- [TASK TO CARRY OUT]: Scan the records below. Copy every line in which the word "exposures" appears.

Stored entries
━━━━━━━━━━━━━━━━
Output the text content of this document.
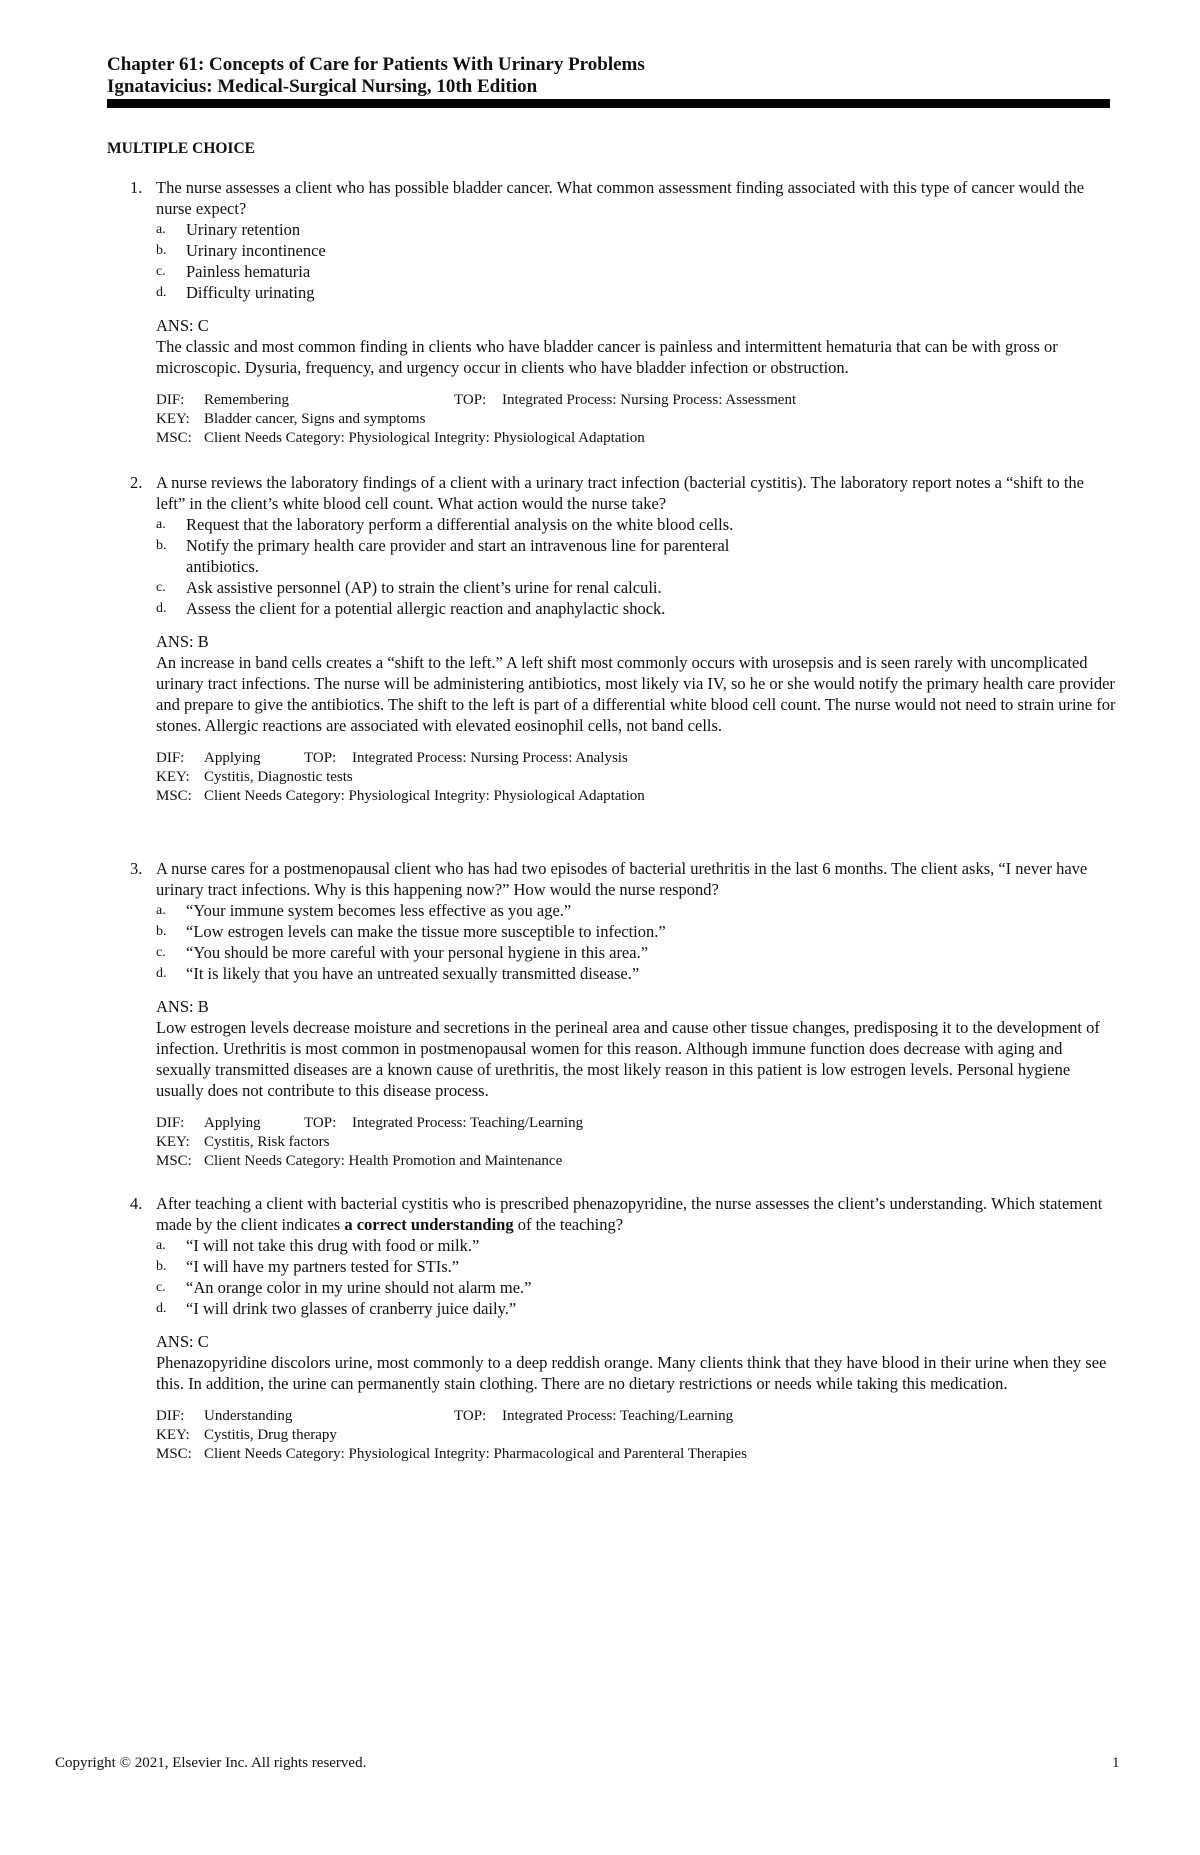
Chapter 61: Concepts of Care for Patients With Urinary Problems
Ignatavicius: Medical-Surgical Nursing, 10th Edition
MULTIPLE CHOICE
1. The nurse assesses a client who has possible bladder cancer. What common assessment finding associated with this type of cancer would the nurse expect?
a. Urinary retention
b. Urinary incontinence
c. Painless hematuria
d. Difficulty urinating
ANS: C
The classic and most common finding in clients who have bladder cancer is painless and intermittent hematuria that can be with gross or microscopic. Dysuria, frequency, and urgency occur in clients who have bladder infection or obstruction.
DIF: Remembering	TOP: Integrated Process: Nursing Process: Assessment
KEY: Bladder cancer, Signs and symptoms
MSC: Client Needs Category: Physiological Integrity: Physiological Adaptation
2. A nurse reviews the laboratory findings of a client with a urinary tract infection (bacterial cystitis). The laboratory report notes a “shift to the left” in the client’s white blood cell count. What action would the nurse take?
a. Request that the laboratory perform a differential analysis on the white blood cells.
b. Notify the primary health care provider and start an intravenous line for parenteral antibiotics.
c. Ask assistive personnel (AP) to strain the client’s urine for renal calculi.
d. Assess the client for a potential allergic reaction and anaphylactic shock.
ANS: B
An increase in band cells creates a “shift to the left.” A left shift most commonly occurs with urosepsis and is seen rarely with uncomplicated urinary tract infections. The nurse will be administering antibiotics, most likely via IV, so he or she would notify the primary health care provider and prepare to give the antibiotics. The shift to the left is part of a differential white blood cell count. The nurse would not need to strain urine for stones. Allergic reactions are associated with elevated eosinophil cells, not band cells.
DIF: Applying	TOP: Integrated Process: Nursing Process: Analysis
KEY: Cystitis, Diagnostic tests
MSC: Client Needs Category: Physiological Integrity: Physiological Adaptation
3. A nurse cares for a postmenopausal client who has had two episodes of bacterial urethritis in the last 6 months. The client asks, “I never have urinary tract infections. Why is this happening now?” How would the nurse respond?
a. “Your immune system becomes less effective as you age.”
b. “Low estrogen levels can make the tissue more susceptible to infection.”
c. “You should be more careful with your personal hygiene in this area.”
d. “It is likely that you have an untreated sexually transmitted disease.”
ANS: B
Low estrogen levels decrease moisture and secretions in the perineal area and cause other tissue changes, predisposing it to the development of infection. Urethritis is most common in postmenopausal women for this reason. Although immune function does decrease with aging and sexually transmitted diseases are a known cause of urethritis, the most likely reason in this patient is low estrogen levels. Personal hygiene usually does not contribute to this disease process.
DIF: Applying	TOP: Integrated Process: Teaching/Learning
KEY: Cystitis, Risk factors
MSC: Client Needs Category: Health Promotion and Maintenance
4. After teaching a client with bacterial cystitis who is prescribed phenazopyridine, the nurse assesses the client’s understanding. Which statement made by the client indicates a correct understanding of the teaching?
a. “I will not take this drug with food or milk.”
b. “I will have my partners tested for STIs.”
c. “An orange color in my urine should not alarm me.”
d. “I will drink two glasses of cranberry juice daily.”
ANS: C
Phenazopyridine discolors urine, most commonly to a deep reddish orange. Many clients think that they have blood in their urine when they see this. In addition, the urine can permanently stain clothing. There are no dietary restrictions or needs while taking this medication.
DIF: Understanding	TOP: Integrated Process: Teaching/Learning
KEY: Cystitis, Drug therapy
MSC: Client Needs Category: Physiological Integrity: Pharmacological and Parenteral Therapies
Copyright © 2021, Elsevier Inc. All rights reserved.	1
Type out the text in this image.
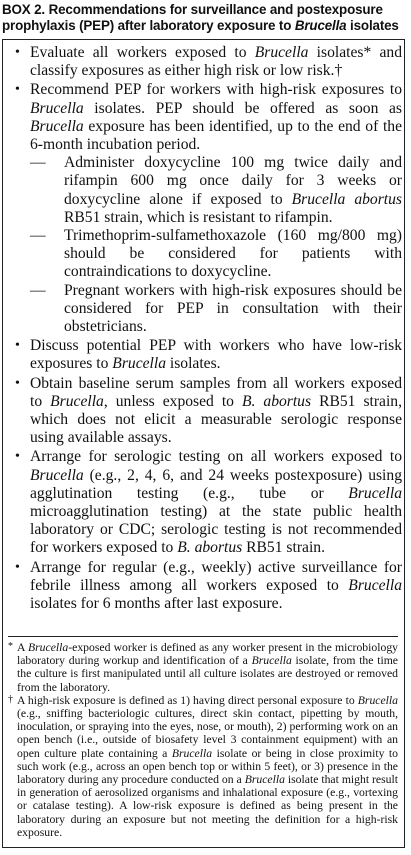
BOX 2. Recommendations for surveillance and postexposure prophylaxis (PEP) after laboratory exposure to Brucella isolates
• Evaluate all workers exposed to Brucella isolates* and classify exposures as either high risk or low risk.†
• Recommend PEP for workers with high-risk exposures to Brucella isolates. PEP should be offered as soon as Brucella exposure has been identified, up to the end of the 6-month incubation period.
—	Administer doxycycline 100 mg twice daily and rifampin 600 mg once daily for 3 weeks or doxycycline alone if exposed to Brucella abortus RB51 strain, which is resistant to rifampin.
—	Trimethoprim-sulfamethoxazole (160 mg/800 mg) should be considered for patients with contraindications to doxycycline.
—	Pregnant workers with high-risk exposures should be considered for PEP in consultation with their obstetricians.
• Discuss potential PEP with workers who have low-risk exposures to Brucella isolates.
• Obtain baseline serum samples from all workers exposed to Brucella, unless exposed to B. abortus RB51 strain, which does not elicit a measurable serologic response using available assays.
• Arrange for serologic testing on all workers exposed to Brucella (e.g., 2, 4, 6, and 24 weeks postexposure) using agglutination testing (e.g., tube or Brucella microagglutination testing) at the state public health laboratory or CDC; serologic testing is not recommended for workers exposed to B. abortus RB51 strain.
• Arrange for regular (e.g., weekly) active surveillance for febrile illness among all workers exposed to Brucella isolates for 6 months after last exposure.
* A Brucella-exposed worker is defined as any worker present in the microbiology laboratory during workup and identification of a Brucella isolate, from the time the culture is first manipulated until all culture isolates are destroyed or removed from the laboratory.
† A high-risk exposure is defined as 1) having direct personal exposure to Brucella (e.g., sniffing bacteriologic cultures, direct skin contact, pipetting by mouth, inoculation, or spraying into the eyes, nose, or mouth), 2) performing work on an open bench (i.e., outside of biosafety level 3 containment equipment) with an open culture plate containing a Brucella isolate or being in close proximity to such work (e.g., across an open bench top or within 5 feet), or 3) presence in the laboratory during any procedure conducted on a Brucella isolate that might result in generation of aerosolized organisms and inhalational exposure (e.g., vortexing or catalase testing). A low-risk exposure is defined as being present in the laboratory during an exposure but not meeting the definition for a high-risk exposure.
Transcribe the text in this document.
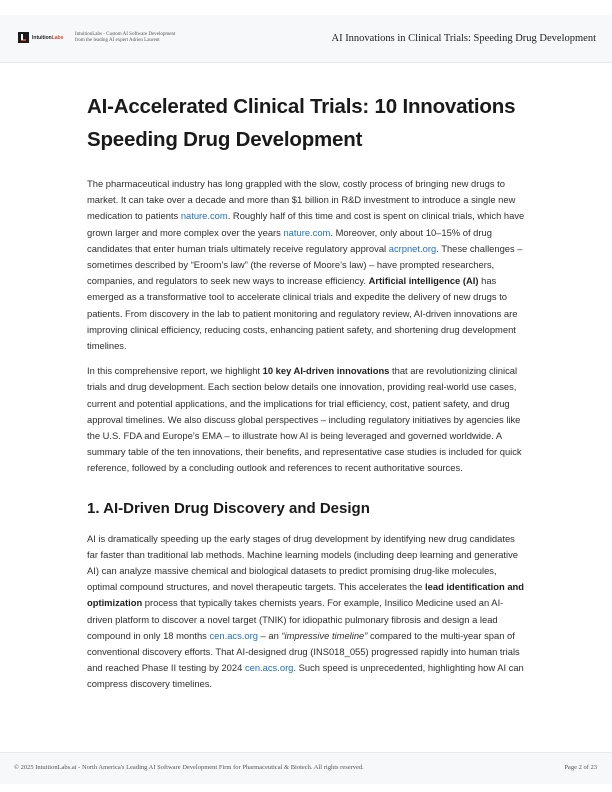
IntuitionLabs IntuitionLabs - Custom AI Software Development
from the leading AI expert Adrien Laurent	AI Innovations in Clinical Trials: Speeding Drug Development
AI-Accelerated Clinical Trials: 10 Innovations Speeding Drug Development

The pharmaceutical industry has long grappled with the slow, costly process of bringing new drugs to market. It can take over a decade and more than $1 billion in R&D investment to introduce a single new medication to patients nature.com. Roughly half of this time and cost is spent on clinical trials, which have grown larger and more complex over the years nature.com. Moreover, only about 10–15% of drug candidates that enter human trials ultimately receive regulatory approval acrpnet.org. These challenges – sometimes described by “Eroom’s law” (the reverse of Moore’s law) – have prompted researchers, companies, and regulators to seek new ways to increase efficiency. Artificial intelligence (AI) has emerged as a transformative tool to accelerate clinical trials and expedite the delivery of new drugs to patients. From discovery in the lab to patient monitoring and regulatory review, AI-driven innovations are improving clinical efficiency, reducing costs, enhancing patient safety, and shortening drug development timelines.

In this comprehensive report, we highlight 10 key AI-driven innovations that are revolutionizing clinical trials and drug development. Each section below details one innovation, providing real-world use cases, current and potential applications, and the implications for trial efficiency, cost, patient safety, and drug approval timelines. We also discuss global perspectives – including regulatory initiatives by agencies like the U.S. FDA and Europe’s EMA – to illustrate how AI is being leveraged and governed worldwide. A summary table of the ten innovations, their benefits, and representative case studies is included for quick reference, followed by a concluding outlook and references to recent authoritative sources.

1. AI-Driven Drug Discovery and Design

AI is dramatically speeding up the early stages of drug development by identifying new drug candidates far faster than traditional lab methods. Machine learning models (including deep learning and generative AI) can analyze massive chemical and biological datasets to predict promising drug-like molecules, optimal compound structures, and novel therapeutic targets. This accelerates the lead identification and optimization process that typically takes chemists years. For example, Insilico Medicine used an AI-driven platform to discover a novel target (TNIK) for idiopathic pulmonary fibrosis and design a lead compound in only 18 months cen.acs.org – an “impressive timeline” compared to the multi-year span of conventional discovery efforts. That AI-designed drug (INS018_055) progressed rapidly into human trials and reached Phase II testing by 2024 cen.acs.org. Such speed is unprecedented, highlighting how AI can compress discovery timelines.

© 2025 IntuitionLabs.ai - North America's Leading AI Software Development Firm for Pharmaceutical & Biotech. All rights reserved.	Page 2 of 23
━━━━━━━━━━━━━━━━
- [TASK ANSWER]:
• Evaluate all workers exposed to Brucella isolates* and classify exposures as either high risk or low risk.†
• Recommend PEP for workers with high-risk exposures to Brucella isolates. PEP should be offered as soon as Brucella exposure has been identified, up to the end of the 6-month incubation period.
—	Pregnant workers with high-risk exposures should be considered for PEP in consultation with their obstetricians.
• Discuss potential PEP with workers who have low-risk exposures to Brucella isolates.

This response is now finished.